> Task material
________________________

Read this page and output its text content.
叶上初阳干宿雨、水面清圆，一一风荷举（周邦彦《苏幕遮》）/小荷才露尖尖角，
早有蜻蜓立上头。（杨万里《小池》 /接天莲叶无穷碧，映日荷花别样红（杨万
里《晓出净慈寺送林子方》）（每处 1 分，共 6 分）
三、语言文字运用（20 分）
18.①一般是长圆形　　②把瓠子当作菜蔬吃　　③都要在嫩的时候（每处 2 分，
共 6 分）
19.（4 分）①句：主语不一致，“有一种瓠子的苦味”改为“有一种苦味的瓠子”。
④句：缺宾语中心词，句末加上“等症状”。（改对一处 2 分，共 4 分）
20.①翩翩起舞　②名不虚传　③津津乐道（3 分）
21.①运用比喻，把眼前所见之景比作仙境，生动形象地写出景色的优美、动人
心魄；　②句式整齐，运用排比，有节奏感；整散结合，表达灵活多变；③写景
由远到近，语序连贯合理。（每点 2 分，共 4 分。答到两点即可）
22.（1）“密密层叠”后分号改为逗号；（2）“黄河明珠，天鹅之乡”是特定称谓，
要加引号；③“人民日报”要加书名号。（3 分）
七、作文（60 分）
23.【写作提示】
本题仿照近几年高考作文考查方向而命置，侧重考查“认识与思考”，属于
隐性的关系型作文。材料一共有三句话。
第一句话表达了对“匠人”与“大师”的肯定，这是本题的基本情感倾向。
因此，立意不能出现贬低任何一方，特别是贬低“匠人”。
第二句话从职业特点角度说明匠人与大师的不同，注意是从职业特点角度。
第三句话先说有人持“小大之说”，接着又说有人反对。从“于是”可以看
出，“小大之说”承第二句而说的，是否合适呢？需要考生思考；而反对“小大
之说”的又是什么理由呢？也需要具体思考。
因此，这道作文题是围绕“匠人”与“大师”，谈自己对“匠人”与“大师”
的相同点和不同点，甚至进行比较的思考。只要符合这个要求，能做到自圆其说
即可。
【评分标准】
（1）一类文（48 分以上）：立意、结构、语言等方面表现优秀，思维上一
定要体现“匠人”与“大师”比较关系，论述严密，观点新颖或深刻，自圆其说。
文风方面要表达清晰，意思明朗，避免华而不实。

________________________

> What you are asked to do
Produce an exact copy of all the records.

> Reply
Read this page and output its text content.
叶上初阳干宿雨、水面清圆，一一风荷举（周邦彦《苏幕遮》）/小荷才露尖尖角，
早有蜻蜓立上头。（杨万里《小池》 /接天莲叶无穷碧，映日荷花别样红（杨万
里《晓出净慈寺送林子方》）（每处 1 分，共 6 分）
三、语言文字运用（20 分）
18.①一般是长圆形　　②把瓠子当作菜蔬吃　　③都要在嫩的时候（每处 2 分，
共 6 分）
19.（4 分）①句：主语不一致，“有一种瓠子的苦味”改为“有一种苦味的瓠子”。
④句：缺宾语中心词，句末加上“等症状”。（改对一处 2 分，共 4 分）
20.①翩翩起舞　②名不虚传　③津津乐道（3 分）
21.①运用比喻，把眼前所见之景比作仙境，生动形象地写出景色的优美、动人
心魄；　②句式整齐，运用排比，有节奏感；整散结合，表达灵活多变；③写景
由远到近，语序连贯合理。（每点 2 分，共 4 分。答到两点即可）
22.（1）“密密层叠”后分号改为逗号；（2）“黄河明珠，天鹅之乡”是特定称谓，
要加引号；③“人民日报”要加书名号。（3 分）
七、作文（60 分）
23.【写作提示】
本题仿照近几年高考作文考查方向而命置，侧重考查“认识与思考”，属于
隐性的关系型作文。材料一共有三句话。
第一句话表达了对“匠人”与“大师”的肯定，这是本题的基本情感倾向。
因此，立意不能出现贬低任何一方，特别是贬低“匠人”。
第二句话从职业特点角度说明匠人与大师的不同，注意是从职业特点角度。
第三句话先说有人持“小大之说”，接着又说有人反对。从“于是”可以看
出，“小大之说”承第二句而说的，是否合适呢？需要考生思考；而反对“小大
之说”的又是什么理由呢？也需要具体思考。
因此，这道作文题是围绕“匠人”与“大师”，谈自己对“匠人”与“大师”
的相同点和不同点，甚至进行比较的思考。只要符合这个要求，能做到自圆其说
即可。
【评分标准】
（1）一类文（48 分以上）：立意、结构、语言等方面表现优秀，思维上一
定要体现“匠人”与“大师”比较关系，论述严密，观点新颖或深刻，自圆其说。
文风方面要表达清晰，意思明朗，避免华而不实。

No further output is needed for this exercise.